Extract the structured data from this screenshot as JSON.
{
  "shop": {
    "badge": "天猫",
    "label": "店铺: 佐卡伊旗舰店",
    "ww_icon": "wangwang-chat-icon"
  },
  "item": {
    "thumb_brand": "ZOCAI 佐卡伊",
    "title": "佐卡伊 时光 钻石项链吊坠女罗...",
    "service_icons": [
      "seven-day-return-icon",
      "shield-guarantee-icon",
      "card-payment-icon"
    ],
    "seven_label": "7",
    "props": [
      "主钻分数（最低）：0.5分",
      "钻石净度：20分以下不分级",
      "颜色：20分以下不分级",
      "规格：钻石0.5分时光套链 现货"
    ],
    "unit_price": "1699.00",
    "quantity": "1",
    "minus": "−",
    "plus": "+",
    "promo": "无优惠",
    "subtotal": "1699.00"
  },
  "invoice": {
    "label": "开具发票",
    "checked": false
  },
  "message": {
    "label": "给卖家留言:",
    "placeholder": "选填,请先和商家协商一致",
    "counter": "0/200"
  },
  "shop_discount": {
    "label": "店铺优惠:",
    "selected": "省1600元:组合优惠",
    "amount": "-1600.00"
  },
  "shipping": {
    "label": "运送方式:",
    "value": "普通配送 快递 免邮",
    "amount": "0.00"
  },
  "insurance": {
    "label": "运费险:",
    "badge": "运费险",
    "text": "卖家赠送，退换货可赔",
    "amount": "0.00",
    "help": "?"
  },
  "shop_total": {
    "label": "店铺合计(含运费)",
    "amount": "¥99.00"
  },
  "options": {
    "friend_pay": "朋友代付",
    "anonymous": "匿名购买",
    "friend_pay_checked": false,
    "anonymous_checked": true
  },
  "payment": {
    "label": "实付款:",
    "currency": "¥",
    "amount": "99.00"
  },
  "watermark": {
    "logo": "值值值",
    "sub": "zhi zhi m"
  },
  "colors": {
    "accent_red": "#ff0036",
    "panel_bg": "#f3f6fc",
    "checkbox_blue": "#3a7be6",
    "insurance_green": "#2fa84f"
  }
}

____________

:: Exercise requirements ::
From the records above, extract every entry verbatim.

:: Solution for this problem ::
Extract the structured data from this screenshot as JSON.
{
  "shop": {
    "badge": "天猫",
    "label": "店铺: 佐卡伊旗舰店",
    "ww_icon": "wangwang-chat-icon"
  },
  "item": {
    "thumb_brand": "ZOCAI 佐卡伊",
    "title": "佐卡伊 时光 钻石项链吊坠女罗...",
    "service_icons": [
      "seven-day-return-icon",
      "shield-guarantee-icon",
      "card-payment-icon"
    ],
    "seven_label": "7",
    "props": [
      "主钻分数（最低）：0.5分",
      "钻石净度：20分以下不分级",
      "颜色：20分以下不分级",
      "规格：钻石0.5分时光套链 现货"
    ],
    "unit_price": "1699.00",
    "quantity": "1",
    "minus": "−",
    "plus": "+",
    "promo": "无优惠",
    "subtotal": "1699.00"
  },
  "invoice": {
    "label": "开具发票",
    "checked": false
  },
  "message": {
    "label": "给卖家留言:",
    "placeholder": "选填,请先和商家协商一致",
    "counter": "0/200"
  },
  "shop_discount": {
    "label": "店铺优惠:",
    "selected": "省1600元:组合优惠",
    "amount": "-1600.00"
  },
  "shipping": {
    "label": "运送方式:",
    "value": "普通配送 快递 免邮",
    "amount": "0.00"
  },
  "insurance": {
    "label": "运费险:",
    "badge": "运费险",
    "text": "卖家赠送，退换货可赔",
    "amount": "0.00",
    "help": "?"
  },
  "shop_total": {
    "label": "店铺合计(含运费)",
    "amount": "¥99.00"
  },
  "options": {
    "friend_pay": "朋友代付",
    "anonymous": "匿名购买",
    "friend_pay_checked": false,
    "anonymous_checked": true
  },
  "payment": {
    "label": "实付款:",
    "currency": "¥",
    "amount": "99.00"
  },
  "watermark": {
    "logo": "值值值",
    "sub": "zhi zhi m"
  },
  "colors": {
    "accent_red": "#ff0036",
    "panel_bg": "#f3f6fc",
    "checkbox_blue": "#3a7be6",
    "insurance_green": "#2fa84f"
  }
}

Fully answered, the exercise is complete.